### Work instructions
Find and copy every line in the records that includes the string "Министерства".

### Provided material
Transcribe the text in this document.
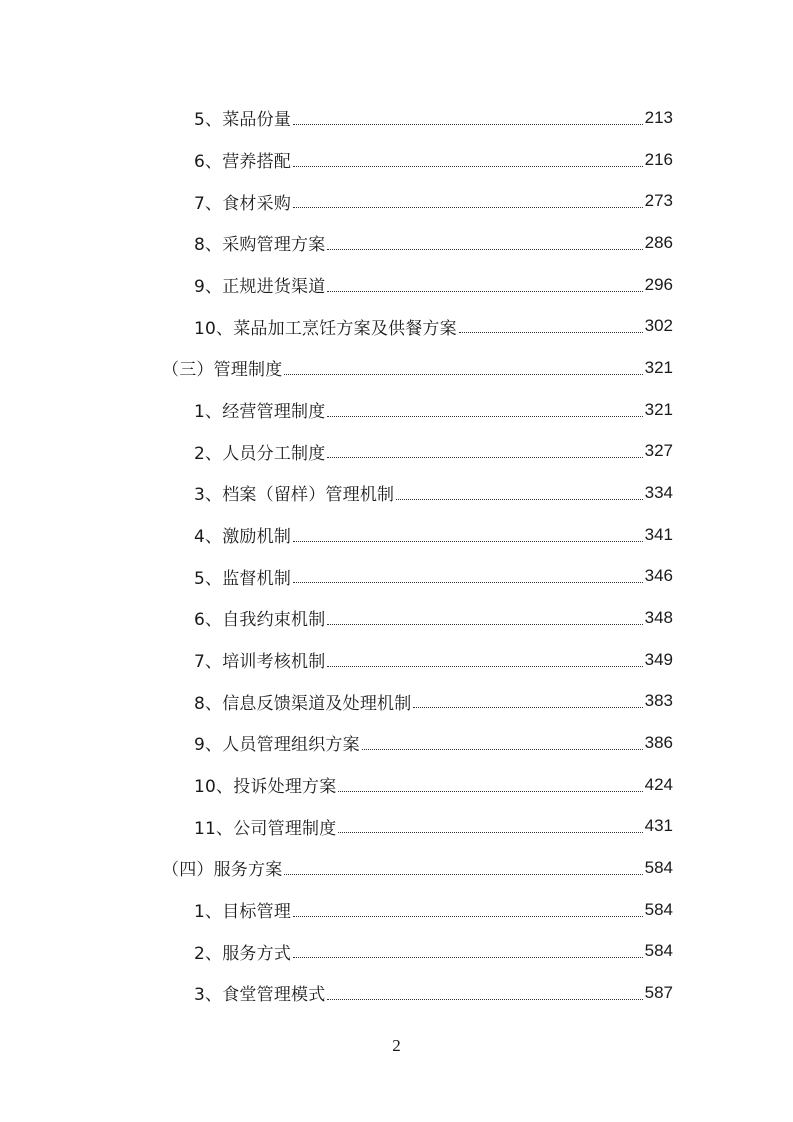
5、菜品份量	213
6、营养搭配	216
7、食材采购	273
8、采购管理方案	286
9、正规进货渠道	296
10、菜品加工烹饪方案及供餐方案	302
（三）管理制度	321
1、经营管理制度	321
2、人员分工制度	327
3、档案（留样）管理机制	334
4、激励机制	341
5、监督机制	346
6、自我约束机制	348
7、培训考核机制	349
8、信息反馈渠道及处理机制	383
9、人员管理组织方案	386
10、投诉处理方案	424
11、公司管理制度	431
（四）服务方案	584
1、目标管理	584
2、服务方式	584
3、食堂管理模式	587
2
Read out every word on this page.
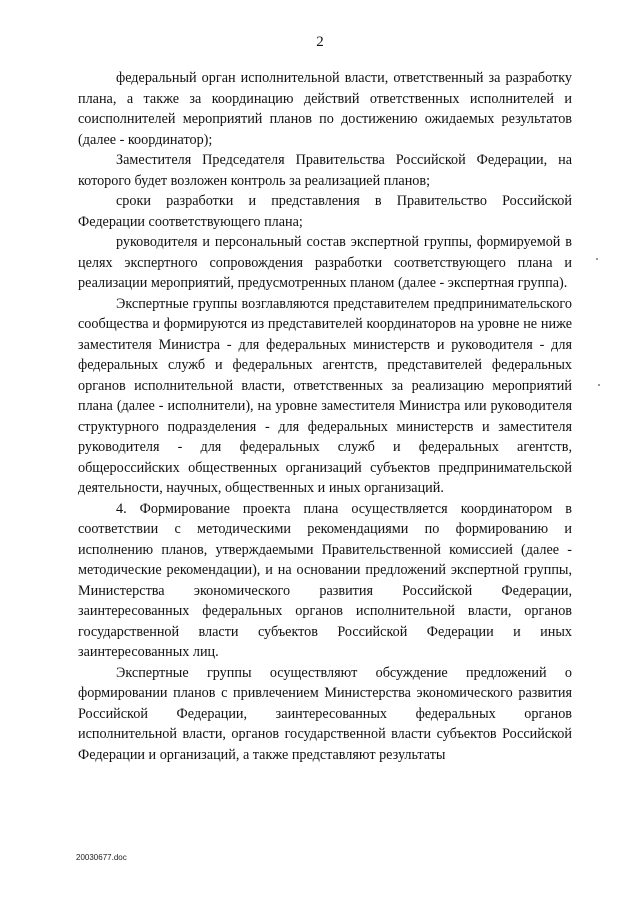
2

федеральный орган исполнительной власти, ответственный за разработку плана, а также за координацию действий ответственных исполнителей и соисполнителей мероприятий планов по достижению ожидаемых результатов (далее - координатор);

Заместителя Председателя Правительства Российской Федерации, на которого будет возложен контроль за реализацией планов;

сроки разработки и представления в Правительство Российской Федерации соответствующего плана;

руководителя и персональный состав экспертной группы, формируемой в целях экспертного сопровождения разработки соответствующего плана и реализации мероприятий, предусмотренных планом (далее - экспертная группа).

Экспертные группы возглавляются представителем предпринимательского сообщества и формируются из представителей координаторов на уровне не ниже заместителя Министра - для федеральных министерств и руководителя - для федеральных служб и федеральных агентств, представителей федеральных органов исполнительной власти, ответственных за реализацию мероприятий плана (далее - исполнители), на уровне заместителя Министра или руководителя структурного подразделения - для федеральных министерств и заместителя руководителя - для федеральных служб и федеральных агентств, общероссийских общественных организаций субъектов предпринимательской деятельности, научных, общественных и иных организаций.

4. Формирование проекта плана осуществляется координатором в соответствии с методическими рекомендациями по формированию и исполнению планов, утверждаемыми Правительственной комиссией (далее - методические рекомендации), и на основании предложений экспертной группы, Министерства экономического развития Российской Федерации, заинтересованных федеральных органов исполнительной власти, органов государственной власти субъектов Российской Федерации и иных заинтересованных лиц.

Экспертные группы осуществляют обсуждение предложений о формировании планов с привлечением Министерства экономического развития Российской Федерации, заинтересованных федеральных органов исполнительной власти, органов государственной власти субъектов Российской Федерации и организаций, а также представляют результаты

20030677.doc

==

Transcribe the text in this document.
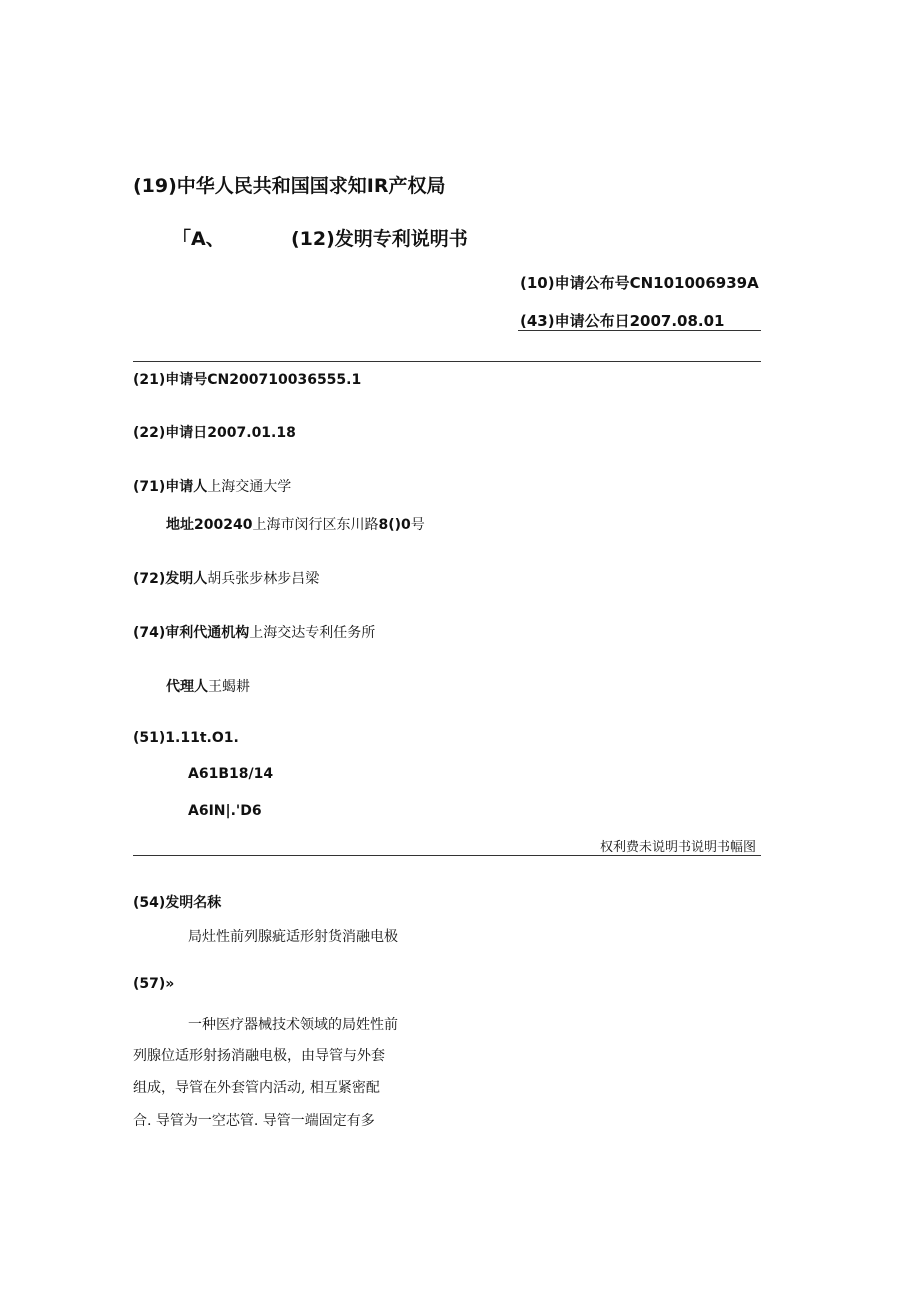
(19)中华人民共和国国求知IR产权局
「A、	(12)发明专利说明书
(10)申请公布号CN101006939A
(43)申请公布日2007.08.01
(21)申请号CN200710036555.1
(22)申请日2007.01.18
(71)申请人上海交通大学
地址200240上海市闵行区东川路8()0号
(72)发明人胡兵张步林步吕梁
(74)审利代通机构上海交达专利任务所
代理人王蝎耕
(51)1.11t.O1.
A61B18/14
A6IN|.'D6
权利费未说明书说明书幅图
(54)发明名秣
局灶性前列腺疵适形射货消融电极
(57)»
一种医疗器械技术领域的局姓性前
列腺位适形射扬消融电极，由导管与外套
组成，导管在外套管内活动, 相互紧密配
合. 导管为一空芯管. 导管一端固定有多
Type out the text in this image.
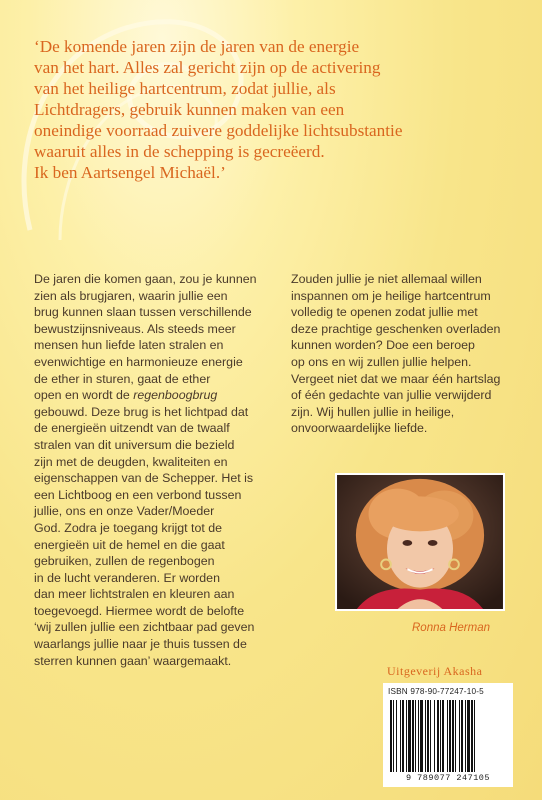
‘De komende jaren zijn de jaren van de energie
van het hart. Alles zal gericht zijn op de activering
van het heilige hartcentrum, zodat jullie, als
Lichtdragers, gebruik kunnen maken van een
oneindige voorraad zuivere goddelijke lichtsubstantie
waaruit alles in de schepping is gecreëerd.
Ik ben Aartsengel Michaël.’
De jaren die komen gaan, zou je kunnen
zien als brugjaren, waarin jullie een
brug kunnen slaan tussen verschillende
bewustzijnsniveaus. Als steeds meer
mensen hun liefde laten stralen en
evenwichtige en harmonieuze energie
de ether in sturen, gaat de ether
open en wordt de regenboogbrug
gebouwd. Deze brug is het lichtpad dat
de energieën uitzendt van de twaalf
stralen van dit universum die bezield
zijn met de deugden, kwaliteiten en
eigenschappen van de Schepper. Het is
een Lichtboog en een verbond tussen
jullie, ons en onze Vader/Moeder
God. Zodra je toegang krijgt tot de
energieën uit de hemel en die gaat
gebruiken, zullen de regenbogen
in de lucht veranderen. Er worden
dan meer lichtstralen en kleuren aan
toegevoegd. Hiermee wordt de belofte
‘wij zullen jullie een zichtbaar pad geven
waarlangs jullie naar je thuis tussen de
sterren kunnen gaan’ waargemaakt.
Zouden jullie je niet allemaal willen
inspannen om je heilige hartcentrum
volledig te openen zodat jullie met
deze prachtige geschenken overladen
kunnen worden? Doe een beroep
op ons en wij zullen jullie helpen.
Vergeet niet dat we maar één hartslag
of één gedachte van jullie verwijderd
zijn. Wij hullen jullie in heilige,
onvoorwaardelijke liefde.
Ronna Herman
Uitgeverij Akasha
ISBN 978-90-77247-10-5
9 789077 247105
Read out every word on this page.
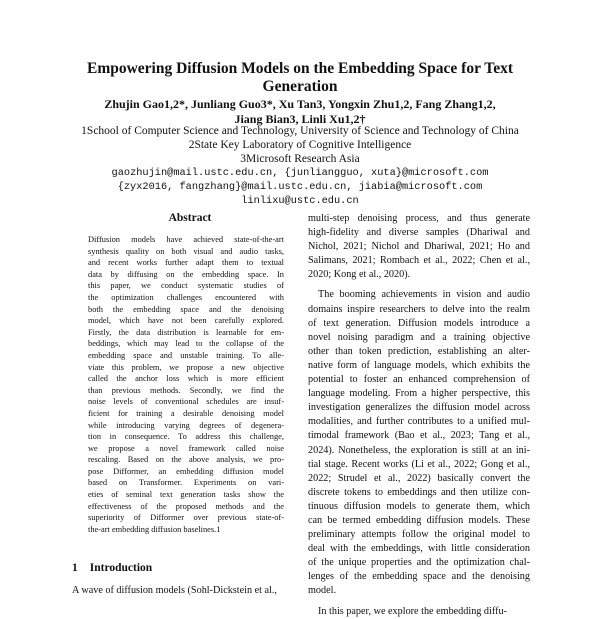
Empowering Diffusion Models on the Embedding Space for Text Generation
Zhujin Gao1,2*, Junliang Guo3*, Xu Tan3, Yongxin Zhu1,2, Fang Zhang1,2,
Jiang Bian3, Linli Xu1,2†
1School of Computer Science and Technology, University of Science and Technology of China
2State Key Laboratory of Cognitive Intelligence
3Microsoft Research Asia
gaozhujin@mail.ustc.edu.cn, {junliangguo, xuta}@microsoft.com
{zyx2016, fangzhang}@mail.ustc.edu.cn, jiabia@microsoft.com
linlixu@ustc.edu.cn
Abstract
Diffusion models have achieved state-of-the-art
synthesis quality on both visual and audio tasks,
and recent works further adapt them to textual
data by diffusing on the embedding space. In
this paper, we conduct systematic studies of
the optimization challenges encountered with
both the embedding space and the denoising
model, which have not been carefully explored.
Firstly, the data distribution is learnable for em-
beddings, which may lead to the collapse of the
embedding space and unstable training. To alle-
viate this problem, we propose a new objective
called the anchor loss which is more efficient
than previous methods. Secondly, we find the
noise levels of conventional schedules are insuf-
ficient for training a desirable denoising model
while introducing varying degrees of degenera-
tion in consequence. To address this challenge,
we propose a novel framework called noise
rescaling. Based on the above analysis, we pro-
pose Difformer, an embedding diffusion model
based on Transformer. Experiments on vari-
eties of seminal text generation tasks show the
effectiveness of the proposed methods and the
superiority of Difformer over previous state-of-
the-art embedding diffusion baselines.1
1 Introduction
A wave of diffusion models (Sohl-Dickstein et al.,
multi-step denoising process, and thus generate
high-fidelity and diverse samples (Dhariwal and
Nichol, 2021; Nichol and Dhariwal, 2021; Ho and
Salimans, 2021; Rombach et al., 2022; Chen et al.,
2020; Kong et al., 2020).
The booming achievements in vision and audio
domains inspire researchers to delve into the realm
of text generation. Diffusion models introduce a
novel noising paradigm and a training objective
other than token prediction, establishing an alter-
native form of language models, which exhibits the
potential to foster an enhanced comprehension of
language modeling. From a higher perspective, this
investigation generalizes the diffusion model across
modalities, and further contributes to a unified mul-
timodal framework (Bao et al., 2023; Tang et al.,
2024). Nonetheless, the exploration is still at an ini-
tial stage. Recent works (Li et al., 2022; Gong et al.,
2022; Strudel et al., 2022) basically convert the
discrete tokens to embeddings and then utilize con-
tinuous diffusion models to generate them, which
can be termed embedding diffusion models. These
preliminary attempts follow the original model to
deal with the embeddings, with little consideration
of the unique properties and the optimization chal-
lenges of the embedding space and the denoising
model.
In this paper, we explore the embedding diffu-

### Complete response
4. Формирование проекта плана осуществляется координатором в соответствии с методическими рекомендациями по формированию и исполнению планов, утверждаемыми Правительственной комиссией (далее - методические рекомендации), и на основании предложений экспертной группы, Министерства экономического развития Российской Федерации, заинтересованных федеральных органов исполнительной власти, органов государственной власти субъектов Российской Федерации и иных заинтересованных лиц.
Экспертные группы осуществляют обсуждение предложений о формировании планов с привлечением Министерства экономического развития Российской Федерации, заинтересованных федеральных органов исполнительной власти, органов государственной власти субъектов Российской Федерации и организаций, а также представляют результаты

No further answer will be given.